[WRITTEN TASK]: Set out each line from the following listing that includes the word "Metrology".

[EXERCISE MATERIALS]:

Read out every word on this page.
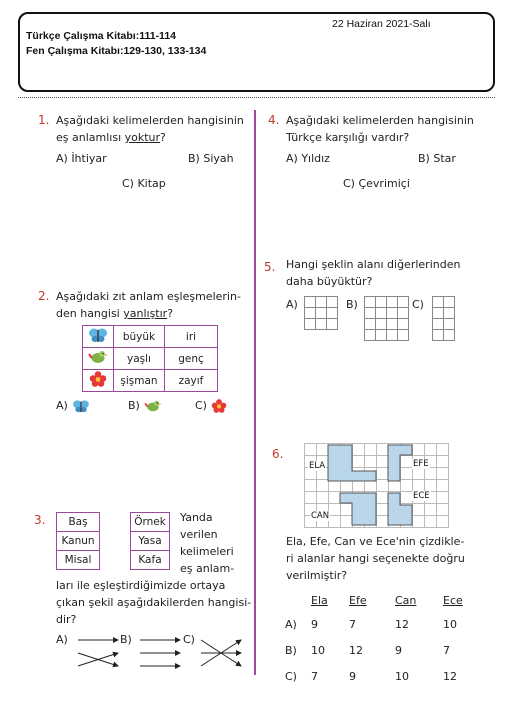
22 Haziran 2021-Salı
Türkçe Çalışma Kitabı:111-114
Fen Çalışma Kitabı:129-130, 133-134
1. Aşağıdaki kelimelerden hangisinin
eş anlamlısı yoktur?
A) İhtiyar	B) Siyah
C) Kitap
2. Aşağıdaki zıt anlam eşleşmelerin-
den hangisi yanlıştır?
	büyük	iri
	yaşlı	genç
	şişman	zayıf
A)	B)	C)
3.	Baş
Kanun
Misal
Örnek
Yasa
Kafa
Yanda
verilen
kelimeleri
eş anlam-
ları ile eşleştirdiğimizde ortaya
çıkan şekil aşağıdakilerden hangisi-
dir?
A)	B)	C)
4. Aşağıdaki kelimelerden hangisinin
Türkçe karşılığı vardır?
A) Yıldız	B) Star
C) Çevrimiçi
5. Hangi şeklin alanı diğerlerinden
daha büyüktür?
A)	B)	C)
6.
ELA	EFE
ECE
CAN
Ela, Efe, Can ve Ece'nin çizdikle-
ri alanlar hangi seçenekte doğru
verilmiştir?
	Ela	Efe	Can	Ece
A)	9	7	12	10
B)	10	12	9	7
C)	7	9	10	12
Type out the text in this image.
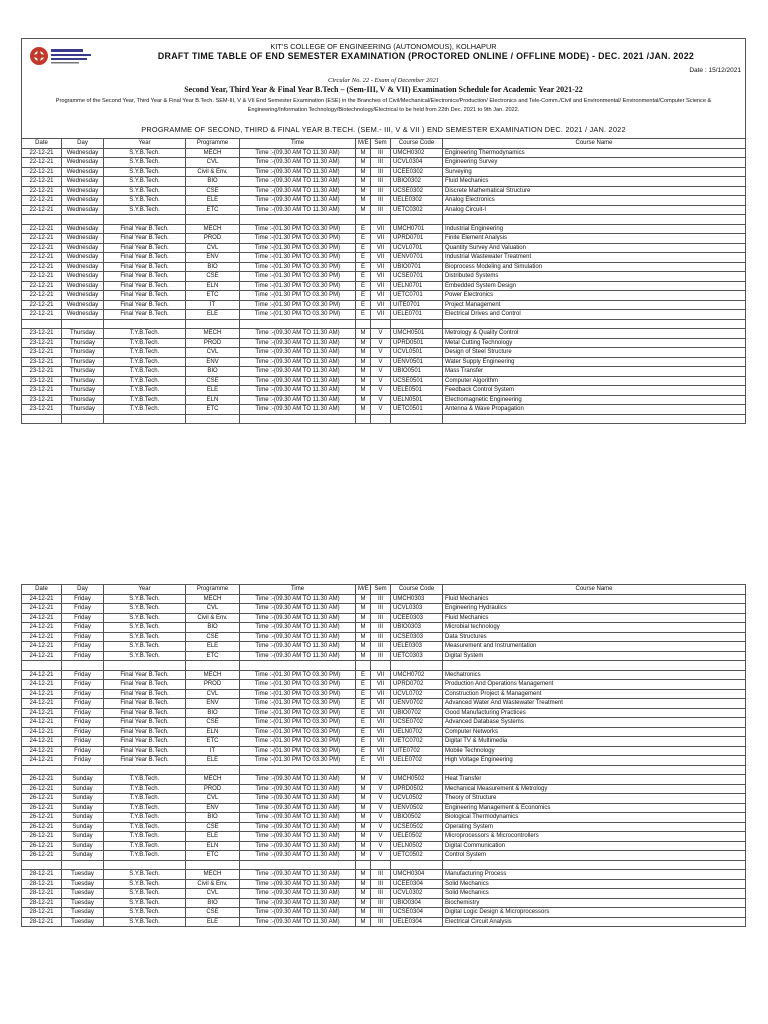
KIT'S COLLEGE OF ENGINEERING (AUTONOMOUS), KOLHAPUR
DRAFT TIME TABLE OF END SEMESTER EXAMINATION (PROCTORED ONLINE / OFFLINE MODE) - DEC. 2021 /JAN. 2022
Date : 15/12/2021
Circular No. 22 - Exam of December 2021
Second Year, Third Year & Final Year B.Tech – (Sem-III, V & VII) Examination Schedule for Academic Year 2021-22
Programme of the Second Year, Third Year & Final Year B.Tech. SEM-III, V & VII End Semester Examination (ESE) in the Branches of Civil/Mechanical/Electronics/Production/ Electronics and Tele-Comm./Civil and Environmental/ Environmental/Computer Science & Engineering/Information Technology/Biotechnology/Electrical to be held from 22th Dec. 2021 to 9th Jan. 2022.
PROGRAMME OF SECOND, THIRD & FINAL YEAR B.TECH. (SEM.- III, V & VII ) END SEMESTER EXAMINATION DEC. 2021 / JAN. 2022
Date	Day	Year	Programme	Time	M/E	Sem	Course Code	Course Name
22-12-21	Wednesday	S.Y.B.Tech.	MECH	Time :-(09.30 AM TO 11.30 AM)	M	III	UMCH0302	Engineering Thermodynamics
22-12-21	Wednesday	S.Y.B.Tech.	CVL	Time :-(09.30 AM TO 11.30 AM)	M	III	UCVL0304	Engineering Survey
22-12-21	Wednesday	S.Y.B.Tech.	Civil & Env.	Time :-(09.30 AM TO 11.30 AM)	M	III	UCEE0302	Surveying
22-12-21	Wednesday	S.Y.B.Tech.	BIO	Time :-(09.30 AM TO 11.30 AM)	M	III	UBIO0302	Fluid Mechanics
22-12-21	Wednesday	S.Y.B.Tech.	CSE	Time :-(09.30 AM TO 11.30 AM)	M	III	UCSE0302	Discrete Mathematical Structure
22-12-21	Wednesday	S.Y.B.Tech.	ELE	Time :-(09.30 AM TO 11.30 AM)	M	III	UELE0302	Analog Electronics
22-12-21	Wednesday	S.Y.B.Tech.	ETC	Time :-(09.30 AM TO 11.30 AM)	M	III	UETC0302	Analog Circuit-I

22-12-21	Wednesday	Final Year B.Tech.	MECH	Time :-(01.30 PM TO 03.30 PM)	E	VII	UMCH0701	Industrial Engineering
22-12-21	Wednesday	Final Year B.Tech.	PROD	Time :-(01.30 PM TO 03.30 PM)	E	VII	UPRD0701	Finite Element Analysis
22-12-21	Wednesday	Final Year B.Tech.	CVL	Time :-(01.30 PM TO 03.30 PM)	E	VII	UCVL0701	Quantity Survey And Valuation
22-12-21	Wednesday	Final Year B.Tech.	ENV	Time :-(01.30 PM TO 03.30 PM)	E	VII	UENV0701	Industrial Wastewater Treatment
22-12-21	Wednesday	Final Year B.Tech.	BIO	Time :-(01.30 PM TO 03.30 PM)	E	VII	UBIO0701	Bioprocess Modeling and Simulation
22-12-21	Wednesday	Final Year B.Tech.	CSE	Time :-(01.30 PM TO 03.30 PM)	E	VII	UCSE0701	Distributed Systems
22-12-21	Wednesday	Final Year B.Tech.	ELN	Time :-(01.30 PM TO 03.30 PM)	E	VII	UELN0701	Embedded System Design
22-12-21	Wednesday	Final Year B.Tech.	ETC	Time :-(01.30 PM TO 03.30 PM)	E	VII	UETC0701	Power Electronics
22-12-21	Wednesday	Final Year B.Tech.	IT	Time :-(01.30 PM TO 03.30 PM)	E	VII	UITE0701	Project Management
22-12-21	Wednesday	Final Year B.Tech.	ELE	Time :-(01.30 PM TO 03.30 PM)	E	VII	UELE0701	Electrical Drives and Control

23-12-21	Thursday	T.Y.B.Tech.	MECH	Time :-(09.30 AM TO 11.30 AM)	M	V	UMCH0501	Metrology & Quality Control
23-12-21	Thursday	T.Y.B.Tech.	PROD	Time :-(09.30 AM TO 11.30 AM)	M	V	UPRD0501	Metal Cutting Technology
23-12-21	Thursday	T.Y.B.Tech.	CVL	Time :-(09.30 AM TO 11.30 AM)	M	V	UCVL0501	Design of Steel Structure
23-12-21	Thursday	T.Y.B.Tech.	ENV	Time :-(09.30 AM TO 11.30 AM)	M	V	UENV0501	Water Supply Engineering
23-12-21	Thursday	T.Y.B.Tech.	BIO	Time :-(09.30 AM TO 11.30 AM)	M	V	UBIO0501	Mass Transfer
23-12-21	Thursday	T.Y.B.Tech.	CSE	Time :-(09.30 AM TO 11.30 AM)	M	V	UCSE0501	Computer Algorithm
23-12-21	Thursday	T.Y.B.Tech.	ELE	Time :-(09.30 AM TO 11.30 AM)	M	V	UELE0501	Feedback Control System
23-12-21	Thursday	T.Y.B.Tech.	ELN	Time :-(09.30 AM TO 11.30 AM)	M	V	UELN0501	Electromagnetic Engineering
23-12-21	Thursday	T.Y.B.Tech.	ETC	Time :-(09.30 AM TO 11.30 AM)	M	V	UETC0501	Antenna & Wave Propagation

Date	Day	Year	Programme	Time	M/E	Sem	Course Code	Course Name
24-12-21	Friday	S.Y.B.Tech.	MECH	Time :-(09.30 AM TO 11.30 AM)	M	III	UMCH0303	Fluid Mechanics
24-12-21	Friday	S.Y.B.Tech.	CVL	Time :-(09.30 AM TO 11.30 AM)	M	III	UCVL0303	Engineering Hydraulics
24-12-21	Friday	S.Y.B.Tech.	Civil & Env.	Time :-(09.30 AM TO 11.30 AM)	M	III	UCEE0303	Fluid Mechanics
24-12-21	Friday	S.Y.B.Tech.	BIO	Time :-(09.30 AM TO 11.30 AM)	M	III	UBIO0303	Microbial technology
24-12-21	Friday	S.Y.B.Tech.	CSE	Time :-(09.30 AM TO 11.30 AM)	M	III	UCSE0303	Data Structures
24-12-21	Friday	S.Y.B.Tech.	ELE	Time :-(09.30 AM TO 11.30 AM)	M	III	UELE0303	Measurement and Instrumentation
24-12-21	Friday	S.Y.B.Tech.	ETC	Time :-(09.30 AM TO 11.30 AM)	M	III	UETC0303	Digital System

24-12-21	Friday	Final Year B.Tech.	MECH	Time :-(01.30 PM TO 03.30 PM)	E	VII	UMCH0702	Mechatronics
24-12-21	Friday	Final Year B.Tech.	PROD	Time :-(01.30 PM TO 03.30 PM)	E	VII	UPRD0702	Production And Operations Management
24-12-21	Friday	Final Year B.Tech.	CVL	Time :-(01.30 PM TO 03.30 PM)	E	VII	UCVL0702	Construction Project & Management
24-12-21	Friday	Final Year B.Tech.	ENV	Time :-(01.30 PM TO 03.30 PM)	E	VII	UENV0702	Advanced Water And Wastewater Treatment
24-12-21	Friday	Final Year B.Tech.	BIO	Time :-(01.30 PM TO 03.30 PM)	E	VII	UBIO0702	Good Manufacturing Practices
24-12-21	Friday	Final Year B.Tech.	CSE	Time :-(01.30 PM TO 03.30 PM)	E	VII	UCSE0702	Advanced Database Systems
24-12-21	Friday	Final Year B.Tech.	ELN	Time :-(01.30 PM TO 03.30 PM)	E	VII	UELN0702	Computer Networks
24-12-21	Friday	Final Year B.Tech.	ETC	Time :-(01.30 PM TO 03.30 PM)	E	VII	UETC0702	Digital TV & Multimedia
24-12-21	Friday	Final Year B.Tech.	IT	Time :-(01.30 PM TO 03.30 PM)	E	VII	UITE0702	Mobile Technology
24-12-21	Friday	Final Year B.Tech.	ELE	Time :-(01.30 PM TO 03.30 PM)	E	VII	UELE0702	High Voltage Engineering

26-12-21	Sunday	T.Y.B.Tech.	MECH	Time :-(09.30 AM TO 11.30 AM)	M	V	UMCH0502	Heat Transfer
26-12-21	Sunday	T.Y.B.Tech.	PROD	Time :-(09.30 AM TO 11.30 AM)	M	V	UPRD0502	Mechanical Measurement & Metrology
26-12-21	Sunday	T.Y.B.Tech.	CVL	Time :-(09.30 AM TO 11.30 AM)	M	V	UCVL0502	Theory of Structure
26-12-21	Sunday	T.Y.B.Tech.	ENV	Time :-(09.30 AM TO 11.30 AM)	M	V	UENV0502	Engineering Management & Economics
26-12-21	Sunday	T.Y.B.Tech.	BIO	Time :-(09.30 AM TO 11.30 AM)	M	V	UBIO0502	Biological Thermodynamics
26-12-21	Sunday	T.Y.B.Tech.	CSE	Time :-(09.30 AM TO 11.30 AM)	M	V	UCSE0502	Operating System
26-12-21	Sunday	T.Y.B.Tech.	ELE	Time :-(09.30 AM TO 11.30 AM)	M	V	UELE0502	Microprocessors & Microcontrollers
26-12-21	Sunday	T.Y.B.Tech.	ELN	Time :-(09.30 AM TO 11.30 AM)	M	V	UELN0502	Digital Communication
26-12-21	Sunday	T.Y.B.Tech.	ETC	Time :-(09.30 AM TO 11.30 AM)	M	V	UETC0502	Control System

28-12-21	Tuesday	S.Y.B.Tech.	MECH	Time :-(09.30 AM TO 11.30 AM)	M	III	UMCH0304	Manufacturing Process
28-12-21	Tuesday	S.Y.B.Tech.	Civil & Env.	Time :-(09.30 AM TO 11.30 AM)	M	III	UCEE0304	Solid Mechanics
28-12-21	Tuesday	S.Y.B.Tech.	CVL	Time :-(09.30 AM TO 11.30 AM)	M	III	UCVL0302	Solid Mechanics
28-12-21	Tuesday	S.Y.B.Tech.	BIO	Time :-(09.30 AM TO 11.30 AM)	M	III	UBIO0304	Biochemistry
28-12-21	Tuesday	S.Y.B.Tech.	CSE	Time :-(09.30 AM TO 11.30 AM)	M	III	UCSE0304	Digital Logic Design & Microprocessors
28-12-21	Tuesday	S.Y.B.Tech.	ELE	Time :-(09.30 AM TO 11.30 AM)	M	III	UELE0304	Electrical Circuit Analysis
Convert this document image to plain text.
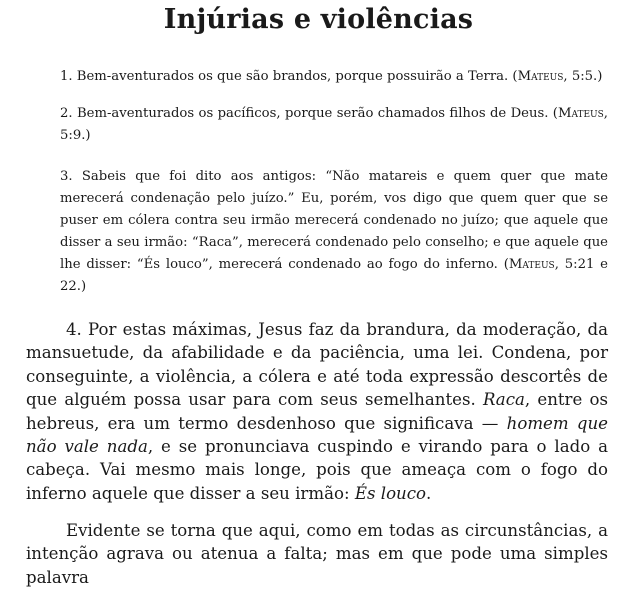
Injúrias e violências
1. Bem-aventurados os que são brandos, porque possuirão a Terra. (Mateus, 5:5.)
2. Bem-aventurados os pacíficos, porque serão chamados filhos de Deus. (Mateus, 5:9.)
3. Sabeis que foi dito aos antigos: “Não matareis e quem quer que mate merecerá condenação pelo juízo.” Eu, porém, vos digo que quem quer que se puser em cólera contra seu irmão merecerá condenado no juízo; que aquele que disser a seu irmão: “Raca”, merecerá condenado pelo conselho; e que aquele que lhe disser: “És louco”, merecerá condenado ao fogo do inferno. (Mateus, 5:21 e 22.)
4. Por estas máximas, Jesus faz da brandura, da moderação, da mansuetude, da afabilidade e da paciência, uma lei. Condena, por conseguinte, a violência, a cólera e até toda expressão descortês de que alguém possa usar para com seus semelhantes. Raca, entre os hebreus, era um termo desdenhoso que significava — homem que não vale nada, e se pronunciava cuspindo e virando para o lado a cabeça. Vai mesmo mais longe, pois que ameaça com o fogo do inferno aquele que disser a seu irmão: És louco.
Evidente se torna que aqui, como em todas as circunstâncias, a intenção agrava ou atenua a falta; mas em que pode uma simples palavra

[FULL ANSWER]:
23-12-21	Thursday	T.Y.B.Tech.	MECH	Time :-(09.30 AM TO 11.30 AM)	M	V	UMCH0501	Metrology & Quality Control
26-12-21	Sunday	T.Y.B.Tech.	PROD	Time :-(09.30 AM TO 11.30 AM)	M	V	UPRD0502	Mechanical Measurement & Metrology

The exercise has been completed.